Exercise requirements →
Please repeat all of the listing exactly.

▼

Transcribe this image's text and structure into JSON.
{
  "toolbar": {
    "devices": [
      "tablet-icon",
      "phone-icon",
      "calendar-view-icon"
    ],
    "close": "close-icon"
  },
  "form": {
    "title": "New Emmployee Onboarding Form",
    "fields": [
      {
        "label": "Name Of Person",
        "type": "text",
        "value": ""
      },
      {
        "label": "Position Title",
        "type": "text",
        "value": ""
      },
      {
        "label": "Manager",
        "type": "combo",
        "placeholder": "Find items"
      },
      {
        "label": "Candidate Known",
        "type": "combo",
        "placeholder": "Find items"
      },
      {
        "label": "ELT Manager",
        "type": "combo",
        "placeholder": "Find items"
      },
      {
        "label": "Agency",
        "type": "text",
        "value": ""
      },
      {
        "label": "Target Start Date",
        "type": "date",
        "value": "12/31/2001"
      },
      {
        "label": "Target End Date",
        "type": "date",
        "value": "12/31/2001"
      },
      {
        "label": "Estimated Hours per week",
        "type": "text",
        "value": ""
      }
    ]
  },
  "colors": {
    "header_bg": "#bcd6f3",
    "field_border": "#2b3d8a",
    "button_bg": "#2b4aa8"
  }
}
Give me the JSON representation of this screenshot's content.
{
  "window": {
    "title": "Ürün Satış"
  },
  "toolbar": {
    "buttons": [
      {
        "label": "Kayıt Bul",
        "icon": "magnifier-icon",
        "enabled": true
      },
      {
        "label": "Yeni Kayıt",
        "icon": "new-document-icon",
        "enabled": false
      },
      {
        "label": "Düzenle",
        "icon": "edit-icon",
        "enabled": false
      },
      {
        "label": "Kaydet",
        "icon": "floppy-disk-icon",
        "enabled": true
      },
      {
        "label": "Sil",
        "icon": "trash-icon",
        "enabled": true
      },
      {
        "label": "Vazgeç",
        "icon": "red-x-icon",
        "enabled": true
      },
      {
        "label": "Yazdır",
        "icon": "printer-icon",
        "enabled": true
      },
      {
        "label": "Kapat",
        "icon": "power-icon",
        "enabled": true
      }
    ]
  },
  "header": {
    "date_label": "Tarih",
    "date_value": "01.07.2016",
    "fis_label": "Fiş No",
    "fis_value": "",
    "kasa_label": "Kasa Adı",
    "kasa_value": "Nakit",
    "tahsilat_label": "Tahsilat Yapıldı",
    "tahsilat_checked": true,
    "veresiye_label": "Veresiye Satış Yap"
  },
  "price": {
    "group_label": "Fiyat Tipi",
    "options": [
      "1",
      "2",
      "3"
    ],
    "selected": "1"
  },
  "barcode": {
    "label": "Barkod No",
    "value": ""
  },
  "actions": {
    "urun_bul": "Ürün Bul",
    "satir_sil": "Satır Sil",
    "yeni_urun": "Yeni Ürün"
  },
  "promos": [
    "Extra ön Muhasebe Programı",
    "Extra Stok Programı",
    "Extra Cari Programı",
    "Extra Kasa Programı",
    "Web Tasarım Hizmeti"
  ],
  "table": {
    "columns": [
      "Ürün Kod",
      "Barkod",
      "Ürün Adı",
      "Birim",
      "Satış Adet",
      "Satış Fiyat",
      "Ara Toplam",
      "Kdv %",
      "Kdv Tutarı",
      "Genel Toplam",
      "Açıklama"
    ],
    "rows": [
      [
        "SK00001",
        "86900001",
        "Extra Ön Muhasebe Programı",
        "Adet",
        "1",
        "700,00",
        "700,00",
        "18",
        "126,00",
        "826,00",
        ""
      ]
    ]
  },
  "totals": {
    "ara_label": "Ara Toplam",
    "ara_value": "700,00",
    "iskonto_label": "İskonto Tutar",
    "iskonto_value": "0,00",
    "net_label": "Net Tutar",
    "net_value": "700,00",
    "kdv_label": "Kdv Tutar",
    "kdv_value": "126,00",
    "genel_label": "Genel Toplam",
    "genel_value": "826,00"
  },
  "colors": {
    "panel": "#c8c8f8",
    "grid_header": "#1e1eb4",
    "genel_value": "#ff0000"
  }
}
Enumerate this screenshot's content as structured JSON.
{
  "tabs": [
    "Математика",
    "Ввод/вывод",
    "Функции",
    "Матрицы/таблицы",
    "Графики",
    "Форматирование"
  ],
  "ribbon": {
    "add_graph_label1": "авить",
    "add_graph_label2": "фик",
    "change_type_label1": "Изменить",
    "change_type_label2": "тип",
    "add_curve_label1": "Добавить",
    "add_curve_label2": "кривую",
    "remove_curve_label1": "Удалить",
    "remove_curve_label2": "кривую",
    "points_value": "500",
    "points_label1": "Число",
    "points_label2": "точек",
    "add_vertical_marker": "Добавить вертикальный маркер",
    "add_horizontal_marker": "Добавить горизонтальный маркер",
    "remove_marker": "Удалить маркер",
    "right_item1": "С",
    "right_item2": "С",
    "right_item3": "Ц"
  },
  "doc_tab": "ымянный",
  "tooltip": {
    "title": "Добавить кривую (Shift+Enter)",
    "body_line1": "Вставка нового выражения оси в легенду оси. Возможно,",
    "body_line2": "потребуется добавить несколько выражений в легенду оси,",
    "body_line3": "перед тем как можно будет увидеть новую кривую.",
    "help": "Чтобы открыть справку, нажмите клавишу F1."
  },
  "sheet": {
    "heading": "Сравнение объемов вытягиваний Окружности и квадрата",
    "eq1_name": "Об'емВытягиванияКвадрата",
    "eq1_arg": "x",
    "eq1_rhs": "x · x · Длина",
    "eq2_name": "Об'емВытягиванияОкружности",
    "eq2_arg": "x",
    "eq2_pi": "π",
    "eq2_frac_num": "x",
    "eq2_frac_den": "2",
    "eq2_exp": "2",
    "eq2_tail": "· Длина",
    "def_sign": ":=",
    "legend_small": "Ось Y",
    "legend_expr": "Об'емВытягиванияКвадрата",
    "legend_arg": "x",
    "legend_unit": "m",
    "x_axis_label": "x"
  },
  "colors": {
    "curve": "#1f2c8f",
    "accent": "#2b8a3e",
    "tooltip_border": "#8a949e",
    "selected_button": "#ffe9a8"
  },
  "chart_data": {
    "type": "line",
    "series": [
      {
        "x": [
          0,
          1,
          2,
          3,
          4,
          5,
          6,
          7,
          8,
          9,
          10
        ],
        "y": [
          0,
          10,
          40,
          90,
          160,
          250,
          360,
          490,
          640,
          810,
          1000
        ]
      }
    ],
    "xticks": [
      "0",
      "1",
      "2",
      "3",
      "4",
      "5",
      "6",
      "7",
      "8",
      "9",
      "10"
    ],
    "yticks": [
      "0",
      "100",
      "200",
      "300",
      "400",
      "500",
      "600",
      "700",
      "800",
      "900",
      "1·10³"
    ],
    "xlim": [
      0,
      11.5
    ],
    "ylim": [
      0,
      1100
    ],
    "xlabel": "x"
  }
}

▲

Solution to the exercise →
Transcribe this image's text and structure into JSON.
{
  "toolbar": {
    "devices": [
      "tablet-icon",
      "phone-icon",
      "calendar-view-icon"
    ],
    "close": "close-icon"
  },
  "form": {
    "title": "New Emmployee Onboarding Form",
    "fields": [
      {
        "label": "Name Of Person",
        "type": "text",
        "value": ""
      },
      {
        "label": "Position Title",
        "type": "text",
        "value": ""
      },
      {
        "label": "Manager",
        "type": "combo",
        "placeholder": "Find items"
      },
      {
        "label": "Candidate Known",
        "type": "combo",
        "placeholder": "Find items"
      },
      {
        "label": "ELT Manager",
        "type": "combo",
        "placeholder": "Find items"
      },
      {
        "label": "Agency",
        "type": "text",
        "value": ""
      },
      {
        "label": "Target Start Date",
        "type": "date",
        "value": "12/31/2001"
      },
      {
        "label": "Target End Date",
        "type": "date",
        "value": "12/31/2001"
      },
      {
        "label": "Estimated Hours per week",
        "type": "text",
        "value": ""
      }
    ]
  },
  "colors": {
    "header_bg": "#bcd6f3",
    "field_border": "#2b3d8a",
    "button_bg": "#2b4aa8"
  }
}
Give me the JSON representation of this screenshot's content.
{
  "window": {
    "title": "Ürün Satış"
  },
  "toolbar": {
    "buttons": [
      {
        "label": "Kayıt Bul",
        "icon": "magnifier-icon",
        "enabled": true
      },
      {
        "label": "Yeni Kayıt",
        "icon": "new-document-icon",
        "enabled": false
      },
      {
        "label": "Düzenle",
        "icon": "edit-icon",
        "enabled": false
      },
      {
        "label": "Kaydet",
        "icon": "floppy-disk-icon",
        "enabled": true
      },
      {
        "label": "Sil",
        "icon": "trash-icon",
        "enabled": true
      },
      {
        "label": "Vazgeç",
        "icon": "red-x-icon",
        "enabled": true
      },
      {
        "label": "Yazdır",
        "icon": "printer-icon",
        "enabled": true
      },
      {
        "label": "Kapat",
        "icon": "power-icon",
        "enabled": true
      }
    ]
  },
  "header": {
    "date_label": "Tarih",
    "date_value": "01.07.2016",
    "fis_label": "Fiş No",
    "fis_value": "",
    "kasa_label": "Kasa Adı",
    "kasa_value": "Nakit",
    "tahsilat_label": "Tahsilat Yapıldı",
    "tahsilat_checked": true,
    "veresiye_label": "Veresiye Satış Yap"
  },
  "price": {
    "group_label": "Fiyat Tipi",
    "options": [
      "1",
      "2",
      "3"
    ],
    "selected": "1"
  },
  "barcode": {
    "label": "Barkod No",
    "value": ""
  },
  "actions": {
    "urun_bul": "Ürün Bul",
    "satir_sil": "Satır Sil",
    "yeni_urun": "Yeni Ürün"
  },
  "promos": [
    "Extra ön Muhasebe Programı",
    "Extra Stok Programı",
    "Extra Cari Programı",
    "Extra Kasa Programı",
    "Web Tasarım Hizmeti"
  ],
  "table": {
    "columns": [
      "Ürün Kod",
      "Barkod",
      "Ürün Adı",
      "Birim",
      "Satış Adet",
      "Satış Fiyat",
      "Ara Toplam",
      "Kdv %",
      "Kdv Tutarı",
      "Genel Toplam",
      "Açıklama"
    ],
    "rows": [
      [
        "SK00001",
        "86900001",
        "Extra Ön Muhasebe Programı",
        "Adet",
        "1",
        "700,00",
        "700,00",
        "18",
        "126,00",
        "826,00",
        ""
      ]
    ]
  },
  "totals": {
    "ara_label": "Ara Toplam",
    "ara_value": "700,00",
    "iskonto_label": "İskonto Tutar",
    "iskonto_value": "0,00",
    "net_label": "Net Tutar",
    "net_value": "700,00",
    "kdv_label": "Kdv Tutar",
    "kdv_value": "126,00",
    "genel_label": "Genel Toplam",
    "genel_value": "826,00"
  },
  "colors": {
    "panel": "#c8c8f8",
    "grid_header": "#1e1eb4",
    "genel_value": "#ff0000"
  }
}
Enumerate this screenshot's content as structured JSON.
{
  "tabs": [
    "Математика",
    "Ввод/вывод",
    "Функции",
    "Матрицы/таблицы",
    "Графики",
    "Форматирование"
  ],
  "ribbon": {
    "add_graph_label1": "авить",
    "add_graph_label2": "фик",
    "change_type_label1": "Изменить",
    "change_type_label2": "тип",
    "add_curve_label1": "Добавить",
    "add_curve_label2": "кривую",
    "remove_curve_label1": "Удалить",
    "remove_curve_label2": "кривую",
    "points_value": "500",
    "points_label1": "Число",
    "points_label2": "точек",
    "add_vertical_marker": "Добавить вертикальный маркер",
    "add_horizontal_marker": "Добавить горизонтальный маркер",
    "remove_marker": "Удалить маркер",
    "right_item1": "С",
    "right_item2": "С",
    "right_item3": "Ц"
  },
  "doc_tab": "ымянный",
  "tooltip": {
    "title": "Добавить кривую (Shift+Enter)",
    "body_line1": "Вставка нового выражения оси в легенду оси. Возможно,",
    "body_line2": "потребуется добавить несколько выражений в легенду оси,",
    "body_line3": "перед тем как можно будет увидеть новую кривую.",
    "help": "Чтобы открыть справку, нажмите клавишу F1."
  },
  "sheet": {
    "heading": "Сравнение объемов вытягиваний Окружности и квадрата",
    "eq1_name": "Об'емВытягиванияКвадрата",
    "eq1_arg": "x",
    "eq1_rhs": "x · x · Длина",
    "eq2_name": "Об'емВытягиванияОкружности",
    "eq2_arg": "x",
    "eq2_pi": "π",
    "eq2_frac_num": "x",
    "eq2_frac_den": "2",
    "eq2_exp": "2",
    "eq2_tail": "· Длина",
    "def_sign": ":=",
    "legend_small": "Ось Y",
    "legend_expr": "Об'емВытягиванияКвадрата",
    "legend_arg": "x",
    "legend_unit": "m",
    "x_axis_label": "x"
  },
  "colors": {
    "curve": "#1f2c8f",
    "accent": "#2b8a3e",
    "tooltip_border": "#8a949e",
    "selected_button": "#ffe9a8"
  },
  "chart_data": {
    "type": "line",
    "series": [
      {
        "x": [
          0,
          1,
          2,
          3,
          4,
          5,
          6,
          7,
          8,
          9,
          10
        ],
        "y": [
          0,
          10,
          40,
          90,
          160,
          250,
          360,
          490,
          640,
          810,
          1000
        ]
      }
    ],
    "xticks": [
      "0",
      "1",
      "2",
      "3",
      "4",
      "5",
      "6",
      "7",
      "8",
      "9",
      "10"
    ],
    "yticks": [
      "0",
      "100",
      "200",
      "300",
      "400",
      "500",
      "600",
      "700",
      "800",
      "900",
      "1·10³"
    ],
    "xlim": [
      0,
      11.5
    ],
    "ylim": [
      0,
      1100
    ],
    "xlabel": "x"
  }
}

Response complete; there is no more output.